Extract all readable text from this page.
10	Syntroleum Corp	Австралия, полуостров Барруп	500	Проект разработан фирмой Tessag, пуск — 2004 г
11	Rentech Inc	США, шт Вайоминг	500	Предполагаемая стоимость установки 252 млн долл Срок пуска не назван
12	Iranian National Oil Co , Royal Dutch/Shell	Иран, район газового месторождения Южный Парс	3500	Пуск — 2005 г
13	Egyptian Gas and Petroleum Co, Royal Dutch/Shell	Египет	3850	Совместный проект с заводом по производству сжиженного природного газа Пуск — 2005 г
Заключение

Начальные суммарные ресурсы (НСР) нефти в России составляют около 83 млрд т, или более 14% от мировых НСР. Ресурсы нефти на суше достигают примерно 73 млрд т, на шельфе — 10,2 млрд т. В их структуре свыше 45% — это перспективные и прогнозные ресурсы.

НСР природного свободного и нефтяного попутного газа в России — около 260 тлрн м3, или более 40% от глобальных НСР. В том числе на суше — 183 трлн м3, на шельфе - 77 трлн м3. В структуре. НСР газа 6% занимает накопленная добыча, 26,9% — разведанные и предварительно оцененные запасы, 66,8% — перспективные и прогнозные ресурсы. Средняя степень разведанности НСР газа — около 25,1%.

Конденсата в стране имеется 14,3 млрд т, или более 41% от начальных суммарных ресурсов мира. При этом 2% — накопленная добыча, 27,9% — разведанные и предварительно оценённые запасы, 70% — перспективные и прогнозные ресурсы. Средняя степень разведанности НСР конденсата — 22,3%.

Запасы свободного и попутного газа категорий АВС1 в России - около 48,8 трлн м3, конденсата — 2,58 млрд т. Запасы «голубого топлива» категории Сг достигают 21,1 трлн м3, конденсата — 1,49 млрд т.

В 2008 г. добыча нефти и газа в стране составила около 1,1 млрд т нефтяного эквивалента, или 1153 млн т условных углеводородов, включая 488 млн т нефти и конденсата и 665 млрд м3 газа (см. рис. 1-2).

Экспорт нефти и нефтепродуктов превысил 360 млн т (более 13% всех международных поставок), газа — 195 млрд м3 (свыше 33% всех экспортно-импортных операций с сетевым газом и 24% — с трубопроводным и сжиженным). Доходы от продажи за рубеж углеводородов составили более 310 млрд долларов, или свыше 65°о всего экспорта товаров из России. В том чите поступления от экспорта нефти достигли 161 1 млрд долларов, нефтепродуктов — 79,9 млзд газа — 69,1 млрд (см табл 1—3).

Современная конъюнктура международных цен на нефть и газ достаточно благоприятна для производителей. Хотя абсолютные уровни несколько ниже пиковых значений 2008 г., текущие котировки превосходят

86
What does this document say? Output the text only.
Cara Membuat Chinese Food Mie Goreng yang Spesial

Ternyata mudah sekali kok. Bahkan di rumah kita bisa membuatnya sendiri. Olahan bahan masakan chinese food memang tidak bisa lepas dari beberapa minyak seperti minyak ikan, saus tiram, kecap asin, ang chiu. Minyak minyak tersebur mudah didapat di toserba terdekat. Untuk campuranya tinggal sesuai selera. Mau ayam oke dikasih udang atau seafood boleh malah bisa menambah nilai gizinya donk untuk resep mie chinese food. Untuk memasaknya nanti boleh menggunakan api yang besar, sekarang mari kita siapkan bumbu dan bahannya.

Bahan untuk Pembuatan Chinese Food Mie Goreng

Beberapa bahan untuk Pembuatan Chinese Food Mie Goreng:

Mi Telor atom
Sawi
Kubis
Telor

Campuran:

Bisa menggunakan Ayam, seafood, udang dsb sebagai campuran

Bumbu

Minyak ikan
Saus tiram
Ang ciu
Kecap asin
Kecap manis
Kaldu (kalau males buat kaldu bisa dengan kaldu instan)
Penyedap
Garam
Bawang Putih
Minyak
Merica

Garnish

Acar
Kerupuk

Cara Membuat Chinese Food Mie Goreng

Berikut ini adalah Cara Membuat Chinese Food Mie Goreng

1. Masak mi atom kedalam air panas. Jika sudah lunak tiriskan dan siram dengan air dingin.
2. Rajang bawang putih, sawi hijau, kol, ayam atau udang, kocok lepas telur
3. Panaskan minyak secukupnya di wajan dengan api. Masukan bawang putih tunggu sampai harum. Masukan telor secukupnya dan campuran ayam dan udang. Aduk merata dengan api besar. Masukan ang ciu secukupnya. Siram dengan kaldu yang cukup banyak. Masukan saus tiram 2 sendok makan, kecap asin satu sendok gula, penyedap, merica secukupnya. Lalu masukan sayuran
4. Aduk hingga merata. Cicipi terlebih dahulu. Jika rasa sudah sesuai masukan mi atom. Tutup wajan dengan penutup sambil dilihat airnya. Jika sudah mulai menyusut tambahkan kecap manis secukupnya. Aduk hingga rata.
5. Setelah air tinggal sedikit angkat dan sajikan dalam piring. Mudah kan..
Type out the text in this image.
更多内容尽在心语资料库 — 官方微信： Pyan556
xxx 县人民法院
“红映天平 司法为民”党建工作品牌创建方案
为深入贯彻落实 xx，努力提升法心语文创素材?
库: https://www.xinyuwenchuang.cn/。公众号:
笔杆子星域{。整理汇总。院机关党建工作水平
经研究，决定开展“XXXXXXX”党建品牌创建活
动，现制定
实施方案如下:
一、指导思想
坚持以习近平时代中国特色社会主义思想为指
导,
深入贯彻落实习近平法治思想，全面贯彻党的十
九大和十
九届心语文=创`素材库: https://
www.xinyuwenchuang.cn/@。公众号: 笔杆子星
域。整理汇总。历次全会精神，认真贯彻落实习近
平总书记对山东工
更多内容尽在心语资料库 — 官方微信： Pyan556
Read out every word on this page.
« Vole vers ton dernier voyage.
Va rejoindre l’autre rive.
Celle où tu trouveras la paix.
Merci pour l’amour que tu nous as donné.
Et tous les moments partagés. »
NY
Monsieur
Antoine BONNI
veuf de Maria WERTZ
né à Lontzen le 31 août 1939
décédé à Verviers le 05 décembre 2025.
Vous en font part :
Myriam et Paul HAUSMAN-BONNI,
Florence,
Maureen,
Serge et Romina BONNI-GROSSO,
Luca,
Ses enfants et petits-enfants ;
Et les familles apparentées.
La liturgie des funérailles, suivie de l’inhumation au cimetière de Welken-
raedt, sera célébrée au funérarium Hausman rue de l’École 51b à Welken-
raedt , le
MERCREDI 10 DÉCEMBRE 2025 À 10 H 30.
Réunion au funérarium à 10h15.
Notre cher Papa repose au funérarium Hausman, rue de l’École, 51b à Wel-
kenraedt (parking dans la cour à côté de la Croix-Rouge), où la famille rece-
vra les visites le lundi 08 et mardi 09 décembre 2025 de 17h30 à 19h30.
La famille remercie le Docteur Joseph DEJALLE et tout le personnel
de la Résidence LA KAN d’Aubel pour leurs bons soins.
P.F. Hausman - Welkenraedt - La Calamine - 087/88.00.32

(What this task involves): Restate every line of the data word for word.

(Reply to the exercise):
Extract all readable text from this page.
10	Syntroleum Corp	Австралия, полуостров Барруп	500	Проект разработан фирмой Tessag, пуск — 2004 г
11	Rentech Inc	США, шт Вайоминг	500	Предполагаемая стоимость установки 252 млн долл Срок пуска не назван
12	Iranian National Oil Co , Royal Dutch/Shell	Иран, район газового месторождения Южный Парс	3500	Пуск — 2005 г
13	Egyptian Gas and Petroleum Co, Royal Dutch/Shell	Египет	3850	Совместный проект с заводом по производству сжиженного природного газа Пуск — 2005 г
Заключение

Начальные суммарные ресурсы (НСР) нефти в России составляют около 83 млрд т, или более 14% от мировых НСР. Ресурсы нефти на суше достигают примерно 73 млрд т, на шельфе — 10,2 млрд т. В их структуре свыше 45% — это перспективные и прогнозные ресурсы.

НСР природного свободного и нефтяного попутного газа в России — около 260 тлрн м3, или более 40% от глобальных НСР. В том числе на суше — 183 трлн м3, на шельфе - 77 трлн м3. В структуре. НСР газа 6% занимает накопленная добыча, 26,9% — разведанные и предварительно оцененные запасы, 66,8% — перспективные и прогнозные ресурсы. Средняя степень разведанности НСР газа — около 25,1%.

Конденсата в стране имеется 14,3 млрд т, или более 41% от начальных суммарных ресурсов мира. При этом 2% — накопленная добыча, 27,9% — разведанные и предварительно оценённые запасы, 70% — перспективные и прогнозные ресурсы. Средняя степень разведанности НСР конденсата — 22,3%.

Запасы свободного и попутного газа категорий АВС1 в России - около 48,8 трлн м3, конденсата — 2,58 млрд т. Запасы «голубого топлива» категории Сг достигают 21,1 трлн м3, конденсата — 1,49 млрд т.

В 2008 г. добыча нефти и газа в стране составила около 1,1 млрд т нефтяного эквивалента, или 1153 млн т условных углеводородов, включая 488 млн т нефти и конденсата и 665 млрд м3 газа (см. рис. 1-2).

Экспорт нефти и нефтепродуктов превысил 360 млн т (более 13% всех международных поставок), газа — 195 млрд м3 (свыше 33% всех экспортно-импортных операций с сетевым газом и 24% — с трубопроводным и сжиженным). Доходы от продажи за рубеж углеводородов составили более 310 млрд долларов, или свыше 65°о всего экспорта товаров из России. В том чите поступления от экспорта нефти достигли 161 1 млрд долларов, нефтепродуктов — 79,9 млзд газа — 69,1 млрд (см табл 1—3).

Современная конъюнктура международных цен на нефть и газ достаточно благоприятна для производителей. Хотя абсолютные уровни несколько ниже пиковых значений 2008 г., текущие котировки превосходят

86
What does this document say? Output the text only.
Cara Membuat Chinese Food Mie Goreng yang Spesial

Ternyata mudah sekali kok. Bahkan di rumah kita bisa membuatnya sendiri. Olahan bahan masakan chinese food memang tidak bisa lepas dari beberapa minyak seperti minyak ikan, saus tiram, kecap asin, ang chiu. Minyak minyak tersebur mudah didapat di toserba terdekat. Untuk campuranya tinggal sesuai selera. Mau ayam oke dikasih udang atau seafood boleh malah bisa menambah nilai gizinya donk untuk resep mie chinese food. Untuk memasaknya nanti boleh menggunakan api yang besar, sekarang mari kita siapkan bumbu dan bahannya.

Bahan untuk Pembuatan Chinese Food Mie Goreng

Beberapa bahan untuk Pembuatan Chinese Food Mie Goreng:

Mi Telor atom
Sawi
Kubis
Telor

Campuran:

Bisa menggunakan Ayam, seafood, udang dsb sebagai campuran

Bumbu

Minyak ikan
Saus tiram
Ang ciu
Kecap asin
Kecap manis
Kaldu (kalau males buat kaldu bisa dengan kaldu instan)
Penyedap
Garam
Bawang Putih
Minyak
Merica

Garnish

Acar
Kerupuk

Cara Membuat Chinese Food Mie Goreng

Berikut ini adalah Cara Membuat Chinese Food Mie Goreng

1. Masak mi atom kedalam air panas. Jika sudah lunak tiriskan dan siram dengan air dingin.
2. Rajang bawang putih, sawi hijau, kol, ayam atau udang, kocok lepas telur
3. Panaskan minyak secukupnya di wajan dengan api. Masukan bawang putih tunggu sampai harum. Masukan telor secukupnya dan campuran ayam dan udang. Aduk merata dengan api besar. Masukan ang ciu secukupnya. Siram dengan kaldu yang cukup banyak. Masukan saus tiram 2 sendok makan, kecap asin satu sendok gula, penyedap, merica secukupnya. Lalu masukan sayuran
4. Aduk hingga merata. Cicipi terlebih dahulu. Jika rasa sudah sesuai masukan mi atom. Tutup wajan dengan penutup sambil dilihat airnya. Jika sudah mulai menyusut tambahkan kecap manis secukupnya. Aduk hingga rata.
5. Setelah air tinggal sedikit angkat dan sajikan dalam piring. Mudah kan..
Type out the text in this image.
更多内容尽在心语资料库 — 官方微信： Pyan556
xxx 县人民法院
“红映天平 司法为民”党建工作品牌创建方案
为深入贯彻落实 xx，努力提升法心语文创素材?
库: https://www.xinyuwenchuang.cn/。公众号:
笔杆子星域{。整理汇总。院机关党建工作水平
经研究，决定开展“XXXXXXX”党建品牌创建活
动，现制定
实施方案如下:
一、指导思想
坚持以习近平时代中国特色社会主义思想为指
导,
深入贯彻落实习近平法治思想，全面贯彻党的十
九大和十
九届心语文=创`素材库: https://
www.xinyuwenchuang.cn/@。公众号: 笔杆子星
域。整理汇总。历次全会精神，认真贯彻落实习近
平总书记对山东工
更多内容尽在心语资料库 — 官方微信： Pyan556
Read out every word on this page.
« Vole vers ton dernier voyage.
Va rejoindre l’autre rive.
Celle où tu trouveras la paix.
Merci pour l’amour que tu nous as donné.
Et tous les moments partagés. »
NY
Monsieur
Antoine BONNI
veuf de Maria WERTZ
né à Lontzen le 31 août 1939
décédé à Verviers le 05 décembre 2025.
Vous en font part :
Myriam et Paul HAUSMAN-BONNI,
Florence,
Maureen,
Serge et Romina BONNI-GROSSO,
Luca,
Ses enfants et petits-enfants ;
Et les familles apparentées.
La liturgie des funérailles, suivie de l’inhumation au cimetière de Welken-
raedt, sera célébrée au funérarium Hausman rue de l’École 51b à Welken-
raedt , le
MERCREDI 10 DÉCEMBRE 2025 À 10 H 30.
Réunion au funérarium à 10h15.
Notre cher Papa repose au funérarium Hausman, rue de l’École, 51b à Wel-
kenraedt (parking dans la cour à côté de la Croix-Rouge), où la famille rece-
vra les visites le lundi 08 et mardi 09 décembre 2025 de 17h30 à 19h30.
La famille remercie le Docteur Joseph DEJALLE et tout le personnel
de la Résidence LA KAN d’Aubel pour leurs bons soins.
P.F. Hausman - Welkenraedt - La Calamine - 087/88.00.32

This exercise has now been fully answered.